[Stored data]
'''

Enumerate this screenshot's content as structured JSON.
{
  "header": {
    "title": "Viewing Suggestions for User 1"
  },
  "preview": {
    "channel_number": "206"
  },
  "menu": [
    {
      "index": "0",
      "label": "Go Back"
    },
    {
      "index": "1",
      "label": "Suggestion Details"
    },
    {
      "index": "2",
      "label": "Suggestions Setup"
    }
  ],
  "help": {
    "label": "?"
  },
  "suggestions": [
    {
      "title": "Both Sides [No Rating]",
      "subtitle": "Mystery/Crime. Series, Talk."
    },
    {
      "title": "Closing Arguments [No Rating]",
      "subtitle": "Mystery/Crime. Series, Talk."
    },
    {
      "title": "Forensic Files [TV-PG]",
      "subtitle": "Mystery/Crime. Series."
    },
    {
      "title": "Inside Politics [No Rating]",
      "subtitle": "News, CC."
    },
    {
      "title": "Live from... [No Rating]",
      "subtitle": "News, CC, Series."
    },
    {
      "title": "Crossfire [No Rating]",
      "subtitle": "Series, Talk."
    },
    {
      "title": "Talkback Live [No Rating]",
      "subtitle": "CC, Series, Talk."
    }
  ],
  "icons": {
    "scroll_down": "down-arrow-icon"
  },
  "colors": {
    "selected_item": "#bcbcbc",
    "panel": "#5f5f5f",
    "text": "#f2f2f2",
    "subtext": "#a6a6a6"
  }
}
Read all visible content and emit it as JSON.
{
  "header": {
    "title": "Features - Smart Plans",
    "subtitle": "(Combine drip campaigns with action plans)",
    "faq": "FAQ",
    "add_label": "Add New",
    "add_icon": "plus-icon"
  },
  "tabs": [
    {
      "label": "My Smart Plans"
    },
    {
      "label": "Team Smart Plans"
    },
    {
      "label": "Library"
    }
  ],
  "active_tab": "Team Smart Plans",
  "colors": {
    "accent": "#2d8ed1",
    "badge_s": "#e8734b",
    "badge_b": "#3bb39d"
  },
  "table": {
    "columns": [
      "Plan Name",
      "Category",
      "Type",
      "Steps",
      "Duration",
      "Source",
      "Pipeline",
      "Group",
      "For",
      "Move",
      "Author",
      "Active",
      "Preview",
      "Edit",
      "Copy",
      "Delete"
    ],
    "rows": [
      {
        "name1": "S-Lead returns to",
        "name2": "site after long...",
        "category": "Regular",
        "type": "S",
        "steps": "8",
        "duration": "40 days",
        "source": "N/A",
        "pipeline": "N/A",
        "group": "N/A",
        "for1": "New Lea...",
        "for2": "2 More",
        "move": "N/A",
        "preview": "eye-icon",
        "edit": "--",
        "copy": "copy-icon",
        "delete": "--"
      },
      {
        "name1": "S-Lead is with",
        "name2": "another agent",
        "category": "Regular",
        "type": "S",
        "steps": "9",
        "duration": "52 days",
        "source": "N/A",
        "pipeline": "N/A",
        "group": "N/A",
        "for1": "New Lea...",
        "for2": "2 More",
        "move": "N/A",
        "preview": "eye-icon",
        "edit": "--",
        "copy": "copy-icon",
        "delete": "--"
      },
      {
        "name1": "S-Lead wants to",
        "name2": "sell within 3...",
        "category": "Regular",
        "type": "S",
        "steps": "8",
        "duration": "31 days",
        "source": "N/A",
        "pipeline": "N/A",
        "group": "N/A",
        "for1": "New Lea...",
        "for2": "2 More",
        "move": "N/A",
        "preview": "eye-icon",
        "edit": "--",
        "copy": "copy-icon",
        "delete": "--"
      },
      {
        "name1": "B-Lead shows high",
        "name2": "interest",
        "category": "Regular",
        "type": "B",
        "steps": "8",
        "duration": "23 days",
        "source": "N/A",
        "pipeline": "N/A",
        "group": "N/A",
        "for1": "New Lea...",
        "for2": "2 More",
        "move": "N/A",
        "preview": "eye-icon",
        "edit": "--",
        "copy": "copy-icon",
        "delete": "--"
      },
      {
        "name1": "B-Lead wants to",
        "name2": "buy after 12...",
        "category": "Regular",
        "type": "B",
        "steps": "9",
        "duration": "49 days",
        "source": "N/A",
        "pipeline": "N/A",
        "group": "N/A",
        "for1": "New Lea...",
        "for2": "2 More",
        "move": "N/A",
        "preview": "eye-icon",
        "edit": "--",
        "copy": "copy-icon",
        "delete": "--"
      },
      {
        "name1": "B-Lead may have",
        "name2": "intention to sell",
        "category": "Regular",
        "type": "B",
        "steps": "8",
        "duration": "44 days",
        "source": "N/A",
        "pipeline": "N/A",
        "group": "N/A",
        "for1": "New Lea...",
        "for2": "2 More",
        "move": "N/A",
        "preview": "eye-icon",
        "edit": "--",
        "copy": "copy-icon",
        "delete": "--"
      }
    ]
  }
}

'''

• [WHAT IS EXPECTED] Without leaving anything out, quote all the data.

• [ANSWER TO THE EXERCISE]
Enumerate this screenshot's content as structured JSON.
{
  "header": {
    "title": "Viewing Suggestions for User 1"
  },
  "preview": {
    "channel_number": "206"
  },
  "menu": [
    {
      "index": "0",
      "label": "Go Back"
    },
    {
      "index": "1",
      "label": "Suggestion Details"
    },
    {
      "index": "2",
      "label": "Suggestions Setup"
    }
  ],
  "help": {
    "label": "?"
  },
  "suggestions": [
    {
      "title": "Both Sides [No Rating]",
      "subtitle": "Mystery/Crime. Series, Talk."
    },
    {
      "title": "Closing Arguments [No Rating]",
      "subtitle": "Mystery/Crime. Series, Talk."
    },
    {
      "title": "Forensic Files [TV-PG]",
      "subtitle": "Mystery/Crime. Series."
    },
    {
      "title": "Inside Politics [No Rating]",
      "subtitle": "News, CC."
    },
    {
      "title": "Live from... [No Rating]",
      "subtitle": "News, CC, Series."
    },
    {
      "title": "Crossfire [No Rating]",
      "subtitle": "Series, Talk."
    },
    {
      "title": "Talkback Live [No Rating]",
      "subtitle": "CC, Series, Talk."
    }
  ],
  "icons": {
    "scroll_down": "down-arrow-icon"
  },
  "colors": {
    "selected_item": "#bcbcbc",
    "panel": "#5f5f5f",
    "text": "#f2f2f2",
    "subtext": "#a6a6a6"
  }
}
Read all visible content and emit it as JSON.
{
  "header": {
    "title": "Features - Smart Plans",
    "subtitle": "(Combine drip campaigns with action plans)",
    "faq": "FAQ",
    "add_label": "Add New",
    "add_icon": "plus-icon"
  },
  "tabs": [
    {
      "label": "My Smart Plans"
    },
    {
      "label": "Team Smart Plans"
    },
    {
      "label": "Library"
    }
  ],
  "active_tab": "Team Smart Plans",
  "colors": {
    "accent": "#2d8ed1",
    "badge_s": "#e8734b",
    "badge_b": "#3bb39d"
  },
  "table": {
    "columns": [
      "Plan Name",
      "Category",
      "Type",
      "Steps",
      "Duration",
      "Source",
      "Pipeline",
      "Group",
      "For",
      "Move",
      "Author",
      "Active",
      "Preview",
      "Edit",
      "Copy",
      "Delete"
    ],
    "rows": [
      {
        "name1": "S-Lead returns to",
        "name2": "site after long...",
        "category": "Regular",
        "type": "S",
        "steps": "8",
        "duration": "40 days",
        "source": "N/A",
        "pipeline": "N/A",
        "group": "N/A",
        "for1": "New Lea...",
        "for2": "2 More",
        "move": "N/A",
        "preview": "eye-icon",
        "edit": "--",
        "copy": "copy-icon",
        "delete": "--"
      },
      {
        "name1": "S-Lead is with",
        "name2": "another agent",
        "category": "Regular",
        "type": "S",
        "steps": "9",
        "duration": "52 days",
        "source": "N/A",
        "pipeline": "N/A",
        "group": "N/A",
        "for1": "New Lea...",
        "for2": "2 More",
        "move": "N/A",
        "preview": "eye-icon",
        "edit": "--",
        "copy": "copy-icon",
        "delete": "--"
      },
      {
        "name1": "S-Lead wants to",
        "name2": "sell within 3...",
        "category": "Regular",
        "type": "S",
        "steps": "8",
        "duration": "31 days",
        "source": "N/A",
        "pipeline": "N/A",
        "group": "N/A",
        "for1": "New Lea...",
        "for2": "2 More",
        "move": "N/A",
        "preview": "eye-icon",
        "edit": "--",
        "copy": "copy-icon",
        "delete": "--"
      },
      {
        "name1": "B-Lead shows high",
        "name2": "interest",
        "category": "Regular",
        "type": "B",
        "steps": "8",
        "duration": "23 days",
        "source": "N/A",
        "pipeline": "N/A",
        "group": "N/A",
        "for1": "New Lea...",
        "for2": "2 More",
        "move": "N/A",
        "preview": "eye-icon",
        "edit": "--",
        "copy": "copy-icon",
        "delete": "--"
      },
      {
        "name1": "B-Lead wants to",
        "name2": "buy after 12...",
        "category": "Regular",
        "type": "B",
        "steps": "9",
        "duration": "49 days",
        "source": "N/A",
        "pipeline": "N/A",
        "group": "N/A",
        "for1": "New Lea...",
        "for2": "2 More",
        "move": "N/A",
        "preview": "eye-icon",
        "edit": "--",
        "copy": "copy-icon",
        "delete": "--"
      },
      {
        "name1": "B-Lead may have",
        "name2": "intention to sell",
        "category": "Regular",
        "type": "B",
        "steps": "8",
        "duration": "44 days",
        "source": "N/A",
        "pipeline": "N/A",
        "group": "N/A",
        "for1": "New Lea...",
        "for2": "2 More",
        "move": "N/A",
        "preview": "eye-icon",
        "edit": "--",
        "copy": "copy-icon",
        "delete": "--"
      }
    ]
  }
}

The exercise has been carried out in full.